BEGIN Material for this exercise
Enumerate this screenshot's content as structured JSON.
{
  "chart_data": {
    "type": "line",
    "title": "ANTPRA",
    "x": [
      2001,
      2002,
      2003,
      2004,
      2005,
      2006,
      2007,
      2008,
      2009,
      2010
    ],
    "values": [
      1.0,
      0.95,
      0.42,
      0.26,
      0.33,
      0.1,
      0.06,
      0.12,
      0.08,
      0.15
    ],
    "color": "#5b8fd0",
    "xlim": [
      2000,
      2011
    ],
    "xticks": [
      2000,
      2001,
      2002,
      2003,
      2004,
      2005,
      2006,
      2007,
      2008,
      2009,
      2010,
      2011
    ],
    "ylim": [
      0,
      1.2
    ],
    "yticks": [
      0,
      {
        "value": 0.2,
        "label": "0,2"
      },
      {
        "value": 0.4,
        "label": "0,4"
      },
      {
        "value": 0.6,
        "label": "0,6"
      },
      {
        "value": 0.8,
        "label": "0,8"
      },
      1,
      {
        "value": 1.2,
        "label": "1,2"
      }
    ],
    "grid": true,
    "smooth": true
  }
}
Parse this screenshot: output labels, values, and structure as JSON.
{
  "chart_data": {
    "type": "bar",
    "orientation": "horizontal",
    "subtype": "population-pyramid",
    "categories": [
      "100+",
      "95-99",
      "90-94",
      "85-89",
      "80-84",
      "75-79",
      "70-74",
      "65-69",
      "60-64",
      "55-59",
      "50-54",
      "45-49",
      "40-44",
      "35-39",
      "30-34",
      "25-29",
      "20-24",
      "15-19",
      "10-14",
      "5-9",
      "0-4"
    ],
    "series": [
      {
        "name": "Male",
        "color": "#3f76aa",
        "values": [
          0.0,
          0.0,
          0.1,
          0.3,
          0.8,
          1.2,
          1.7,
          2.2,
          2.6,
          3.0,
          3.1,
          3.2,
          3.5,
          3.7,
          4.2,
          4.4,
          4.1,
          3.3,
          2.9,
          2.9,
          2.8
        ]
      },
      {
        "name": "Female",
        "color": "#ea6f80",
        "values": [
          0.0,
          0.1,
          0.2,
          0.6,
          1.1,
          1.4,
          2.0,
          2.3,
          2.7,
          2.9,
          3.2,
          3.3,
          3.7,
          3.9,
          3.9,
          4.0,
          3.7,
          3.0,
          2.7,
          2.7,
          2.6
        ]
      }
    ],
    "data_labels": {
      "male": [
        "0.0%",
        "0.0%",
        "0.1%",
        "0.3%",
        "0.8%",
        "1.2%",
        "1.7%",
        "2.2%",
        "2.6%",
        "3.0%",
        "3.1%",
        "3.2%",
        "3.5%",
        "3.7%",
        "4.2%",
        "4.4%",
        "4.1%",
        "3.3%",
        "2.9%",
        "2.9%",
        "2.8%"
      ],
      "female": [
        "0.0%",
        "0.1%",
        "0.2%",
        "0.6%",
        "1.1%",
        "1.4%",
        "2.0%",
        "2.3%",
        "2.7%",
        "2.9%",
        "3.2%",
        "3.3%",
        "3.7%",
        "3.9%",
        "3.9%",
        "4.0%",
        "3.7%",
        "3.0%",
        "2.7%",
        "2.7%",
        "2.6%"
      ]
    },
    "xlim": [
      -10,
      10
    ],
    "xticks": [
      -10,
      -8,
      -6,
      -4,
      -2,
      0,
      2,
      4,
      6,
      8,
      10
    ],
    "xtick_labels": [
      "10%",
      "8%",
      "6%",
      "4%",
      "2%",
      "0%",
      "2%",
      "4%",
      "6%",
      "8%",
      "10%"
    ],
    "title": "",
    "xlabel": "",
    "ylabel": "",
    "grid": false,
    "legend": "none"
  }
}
END Material for this exercise
**Aim:**
In the entries above, find each line with the string "values" and copy it.

**The response:**
    "values": [
Parse this screenshot: output labels, values, and structure as JSON.
        "values": [
        "values": [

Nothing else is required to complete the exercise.